• What the task asks
Where a line in the listing below contains the word "yields", copy that line.

── Input records

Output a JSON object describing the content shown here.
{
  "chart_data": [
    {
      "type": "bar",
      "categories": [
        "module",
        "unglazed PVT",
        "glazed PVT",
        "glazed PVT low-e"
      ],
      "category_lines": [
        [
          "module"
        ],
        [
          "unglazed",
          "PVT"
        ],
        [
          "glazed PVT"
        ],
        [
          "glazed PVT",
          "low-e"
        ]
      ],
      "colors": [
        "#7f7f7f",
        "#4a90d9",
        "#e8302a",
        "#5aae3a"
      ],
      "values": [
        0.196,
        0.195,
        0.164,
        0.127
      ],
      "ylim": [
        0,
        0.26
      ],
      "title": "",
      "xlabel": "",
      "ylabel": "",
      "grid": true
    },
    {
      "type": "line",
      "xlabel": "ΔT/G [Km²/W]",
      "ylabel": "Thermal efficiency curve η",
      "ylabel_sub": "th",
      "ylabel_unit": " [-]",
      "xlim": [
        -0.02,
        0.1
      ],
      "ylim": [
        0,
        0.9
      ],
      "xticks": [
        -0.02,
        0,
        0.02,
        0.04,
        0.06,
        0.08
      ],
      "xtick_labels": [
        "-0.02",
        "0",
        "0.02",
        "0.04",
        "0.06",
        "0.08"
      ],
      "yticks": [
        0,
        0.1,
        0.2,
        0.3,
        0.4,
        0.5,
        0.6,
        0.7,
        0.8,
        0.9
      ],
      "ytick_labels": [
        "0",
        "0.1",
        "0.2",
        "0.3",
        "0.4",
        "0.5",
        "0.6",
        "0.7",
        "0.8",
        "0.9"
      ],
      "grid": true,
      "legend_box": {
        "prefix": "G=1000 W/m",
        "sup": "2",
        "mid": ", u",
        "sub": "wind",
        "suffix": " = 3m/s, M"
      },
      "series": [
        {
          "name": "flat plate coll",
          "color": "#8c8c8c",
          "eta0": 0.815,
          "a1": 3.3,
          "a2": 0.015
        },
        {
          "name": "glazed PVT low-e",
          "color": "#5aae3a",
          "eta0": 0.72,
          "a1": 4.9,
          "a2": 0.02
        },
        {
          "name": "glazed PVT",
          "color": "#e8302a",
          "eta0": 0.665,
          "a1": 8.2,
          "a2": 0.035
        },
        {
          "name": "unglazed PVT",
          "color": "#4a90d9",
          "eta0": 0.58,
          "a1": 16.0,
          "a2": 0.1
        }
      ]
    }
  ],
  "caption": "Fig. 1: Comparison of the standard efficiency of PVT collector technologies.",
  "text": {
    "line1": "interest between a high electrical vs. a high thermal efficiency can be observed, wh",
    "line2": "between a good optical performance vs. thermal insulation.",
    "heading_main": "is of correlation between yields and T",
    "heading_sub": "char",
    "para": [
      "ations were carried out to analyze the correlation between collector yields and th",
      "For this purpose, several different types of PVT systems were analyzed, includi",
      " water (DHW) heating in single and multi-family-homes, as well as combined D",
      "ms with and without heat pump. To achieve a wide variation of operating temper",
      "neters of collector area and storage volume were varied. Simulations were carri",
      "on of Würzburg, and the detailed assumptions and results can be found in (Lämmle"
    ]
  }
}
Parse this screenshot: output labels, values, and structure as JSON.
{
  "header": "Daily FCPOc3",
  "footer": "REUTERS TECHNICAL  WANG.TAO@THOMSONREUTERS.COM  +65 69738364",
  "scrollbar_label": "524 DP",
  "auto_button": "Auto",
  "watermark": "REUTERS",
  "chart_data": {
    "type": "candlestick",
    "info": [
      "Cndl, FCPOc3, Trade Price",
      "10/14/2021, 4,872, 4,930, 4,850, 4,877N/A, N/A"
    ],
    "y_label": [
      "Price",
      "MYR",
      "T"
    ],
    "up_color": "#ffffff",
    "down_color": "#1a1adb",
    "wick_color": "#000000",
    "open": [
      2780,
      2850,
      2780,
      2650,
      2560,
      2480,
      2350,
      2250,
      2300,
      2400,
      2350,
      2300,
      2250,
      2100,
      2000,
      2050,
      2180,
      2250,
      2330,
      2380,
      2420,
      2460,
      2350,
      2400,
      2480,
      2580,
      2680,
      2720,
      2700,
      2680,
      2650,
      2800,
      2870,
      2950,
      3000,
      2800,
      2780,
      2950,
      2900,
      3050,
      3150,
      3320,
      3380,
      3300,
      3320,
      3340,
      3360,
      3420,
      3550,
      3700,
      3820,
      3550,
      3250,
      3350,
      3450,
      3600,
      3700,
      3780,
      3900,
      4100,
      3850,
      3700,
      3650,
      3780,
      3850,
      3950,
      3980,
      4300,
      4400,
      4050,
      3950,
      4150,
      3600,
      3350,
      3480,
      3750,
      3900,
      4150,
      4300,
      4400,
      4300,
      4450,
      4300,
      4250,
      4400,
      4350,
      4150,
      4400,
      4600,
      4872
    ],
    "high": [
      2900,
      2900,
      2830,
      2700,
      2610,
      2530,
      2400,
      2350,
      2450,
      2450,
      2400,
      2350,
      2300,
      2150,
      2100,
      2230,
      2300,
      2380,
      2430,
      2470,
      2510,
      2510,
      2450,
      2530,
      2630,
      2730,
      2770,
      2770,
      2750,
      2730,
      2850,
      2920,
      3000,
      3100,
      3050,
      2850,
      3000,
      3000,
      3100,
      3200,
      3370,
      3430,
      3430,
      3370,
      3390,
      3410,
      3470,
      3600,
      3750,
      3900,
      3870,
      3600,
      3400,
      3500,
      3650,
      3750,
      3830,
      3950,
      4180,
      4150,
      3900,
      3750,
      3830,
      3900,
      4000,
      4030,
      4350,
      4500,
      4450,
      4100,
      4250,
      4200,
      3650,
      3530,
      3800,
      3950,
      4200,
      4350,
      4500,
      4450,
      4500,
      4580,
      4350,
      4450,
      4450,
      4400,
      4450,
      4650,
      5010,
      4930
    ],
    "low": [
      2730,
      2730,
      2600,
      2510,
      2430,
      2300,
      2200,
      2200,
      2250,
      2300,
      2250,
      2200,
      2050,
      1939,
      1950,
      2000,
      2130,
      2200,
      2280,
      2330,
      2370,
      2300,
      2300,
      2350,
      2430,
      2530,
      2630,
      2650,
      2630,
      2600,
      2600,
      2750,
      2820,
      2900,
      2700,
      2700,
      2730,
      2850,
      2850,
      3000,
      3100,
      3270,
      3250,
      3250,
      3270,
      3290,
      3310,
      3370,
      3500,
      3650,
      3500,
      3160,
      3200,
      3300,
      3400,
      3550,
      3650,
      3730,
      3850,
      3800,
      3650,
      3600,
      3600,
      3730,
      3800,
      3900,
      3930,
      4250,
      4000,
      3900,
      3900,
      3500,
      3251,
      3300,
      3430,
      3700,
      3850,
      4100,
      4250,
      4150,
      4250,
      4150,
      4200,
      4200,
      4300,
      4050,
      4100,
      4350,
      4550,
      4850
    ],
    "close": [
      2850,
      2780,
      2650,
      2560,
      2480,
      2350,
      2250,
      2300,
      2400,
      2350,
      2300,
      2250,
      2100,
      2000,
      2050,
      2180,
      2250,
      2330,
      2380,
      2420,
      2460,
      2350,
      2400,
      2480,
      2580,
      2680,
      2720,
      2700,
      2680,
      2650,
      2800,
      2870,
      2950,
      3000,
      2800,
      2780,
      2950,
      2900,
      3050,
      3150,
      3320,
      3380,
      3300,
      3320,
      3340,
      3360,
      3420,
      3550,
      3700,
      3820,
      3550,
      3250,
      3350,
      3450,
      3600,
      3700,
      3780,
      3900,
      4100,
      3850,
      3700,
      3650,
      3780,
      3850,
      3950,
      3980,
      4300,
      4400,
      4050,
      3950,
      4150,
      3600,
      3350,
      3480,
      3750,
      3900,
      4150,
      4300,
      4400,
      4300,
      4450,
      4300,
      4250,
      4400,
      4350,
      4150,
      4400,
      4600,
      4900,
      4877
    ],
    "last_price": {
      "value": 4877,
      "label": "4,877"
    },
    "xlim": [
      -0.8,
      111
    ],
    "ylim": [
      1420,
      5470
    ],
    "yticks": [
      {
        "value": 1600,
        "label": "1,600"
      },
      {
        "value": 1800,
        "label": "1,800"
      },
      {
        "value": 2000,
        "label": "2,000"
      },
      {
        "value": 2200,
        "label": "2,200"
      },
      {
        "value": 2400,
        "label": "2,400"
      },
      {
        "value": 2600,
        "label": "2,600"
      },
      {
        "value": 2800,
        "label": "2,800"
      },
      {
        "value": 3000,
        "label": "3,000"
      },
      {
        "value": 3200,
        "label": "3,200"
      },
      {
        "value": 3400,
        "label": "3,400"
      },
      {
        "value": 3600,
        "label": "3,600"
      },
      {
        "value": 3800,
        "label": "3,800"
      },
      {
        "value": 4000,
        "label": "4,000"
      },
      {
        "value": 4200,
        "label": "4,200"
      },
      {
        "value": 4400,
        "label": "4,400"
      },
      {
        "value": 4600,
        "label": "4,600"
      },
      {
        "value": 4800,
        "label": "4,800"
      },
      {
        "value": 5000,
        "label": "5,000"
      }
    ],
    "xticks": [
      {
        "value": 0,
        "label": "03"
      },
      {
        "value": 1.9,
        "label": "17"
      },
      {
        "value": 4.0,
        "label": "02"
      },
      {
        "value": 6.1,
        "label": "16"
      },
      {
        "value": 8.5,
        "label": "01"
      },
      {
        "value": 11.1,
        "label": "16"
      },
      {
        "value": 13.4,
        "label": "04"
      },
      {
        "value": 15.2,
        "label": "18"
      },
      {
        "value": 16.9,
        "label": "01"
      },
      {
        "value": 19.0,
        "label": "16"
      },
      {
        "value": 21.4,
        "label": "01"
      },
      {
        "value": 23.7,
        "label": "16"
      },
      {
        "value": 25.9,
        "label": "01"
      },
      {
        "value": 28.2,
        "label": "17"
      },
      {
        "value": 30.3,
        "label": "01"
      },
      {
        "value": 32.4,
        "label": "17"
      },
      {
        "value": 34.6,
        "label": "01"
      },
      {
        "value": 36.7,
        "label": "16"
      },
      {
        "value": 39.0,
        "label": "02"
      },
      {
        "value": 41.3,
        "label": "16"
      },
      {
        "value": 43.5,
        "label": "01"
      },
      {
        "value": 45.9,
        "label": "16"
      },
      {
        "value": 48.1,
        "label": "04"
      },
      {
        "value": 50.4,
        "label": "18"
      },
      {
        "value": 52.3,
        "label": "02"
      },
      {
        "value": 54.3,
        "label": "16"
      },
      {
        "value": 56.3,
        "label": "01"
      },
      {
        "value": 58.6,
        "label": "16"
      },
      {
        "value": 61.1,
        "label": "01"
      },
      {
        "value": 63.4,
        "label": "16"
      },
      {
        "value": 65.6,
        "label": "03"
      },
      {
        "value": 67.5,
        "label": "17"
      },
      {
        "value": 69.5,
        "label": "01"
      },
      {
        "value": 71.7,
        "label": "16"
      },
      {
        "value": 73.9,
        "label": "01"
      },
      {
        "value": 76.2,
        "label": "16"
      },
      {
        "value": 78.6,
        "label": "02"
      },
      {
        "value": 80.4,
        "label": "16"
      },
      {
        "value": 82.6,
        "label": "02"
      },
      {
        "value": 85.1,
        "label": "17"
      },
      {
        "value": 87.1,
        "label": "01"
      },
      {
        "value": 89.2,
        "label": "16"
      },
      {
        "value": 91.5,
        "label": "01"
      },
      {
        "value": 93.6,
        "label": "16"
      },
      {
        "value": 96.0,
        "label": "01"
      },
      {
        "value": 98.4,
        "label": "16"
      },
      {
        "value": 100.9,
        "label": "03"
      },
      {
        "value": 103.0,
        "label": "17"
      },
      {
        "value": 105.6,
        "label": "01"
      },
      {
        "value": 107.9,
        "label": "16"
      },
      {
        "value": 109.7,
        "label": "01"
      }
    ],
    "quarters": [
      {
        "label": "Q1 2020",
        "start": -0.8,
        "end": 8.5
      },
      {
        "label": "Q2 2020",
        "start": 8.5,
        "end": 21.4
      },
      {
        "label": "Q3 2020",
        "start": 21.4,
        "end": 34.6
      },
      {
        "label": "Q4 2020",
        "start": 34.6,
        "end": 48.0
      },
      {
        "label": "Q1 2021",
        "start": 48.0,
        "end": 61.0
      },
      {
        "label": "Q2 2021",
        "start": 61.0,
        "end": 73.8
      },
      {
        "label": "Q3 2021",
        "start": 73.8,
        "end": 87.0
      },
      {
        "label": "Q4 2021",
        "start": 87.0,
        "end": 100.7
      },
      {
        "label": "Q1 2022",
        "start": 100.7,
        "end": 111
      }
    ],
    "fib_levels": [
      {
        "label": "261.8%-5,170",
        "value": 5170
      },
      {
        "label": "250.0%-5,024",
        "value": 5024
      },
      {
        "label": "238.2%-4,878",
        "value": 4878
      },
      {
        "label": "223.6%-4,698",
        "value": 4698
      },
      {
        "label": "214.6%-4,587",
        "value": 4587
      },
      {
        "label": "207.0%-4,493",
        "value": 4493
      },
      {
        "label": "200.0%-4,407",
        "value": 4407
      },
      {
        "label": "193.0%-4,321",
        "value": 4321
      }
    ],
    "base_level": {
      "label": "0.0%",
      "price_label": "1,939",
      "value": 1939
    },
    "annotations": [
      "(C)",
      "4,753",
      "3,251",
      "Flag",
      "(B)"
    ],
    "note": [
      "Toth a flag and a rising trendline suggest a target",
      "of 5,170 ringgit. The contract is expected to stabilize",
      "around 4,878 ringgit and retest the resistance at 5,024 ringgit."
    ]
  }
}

────

• Solved exercise
    "heading_main": "is of correlation between yields and T",
      "ations were carried out to analyze the correlation between collector yields and th",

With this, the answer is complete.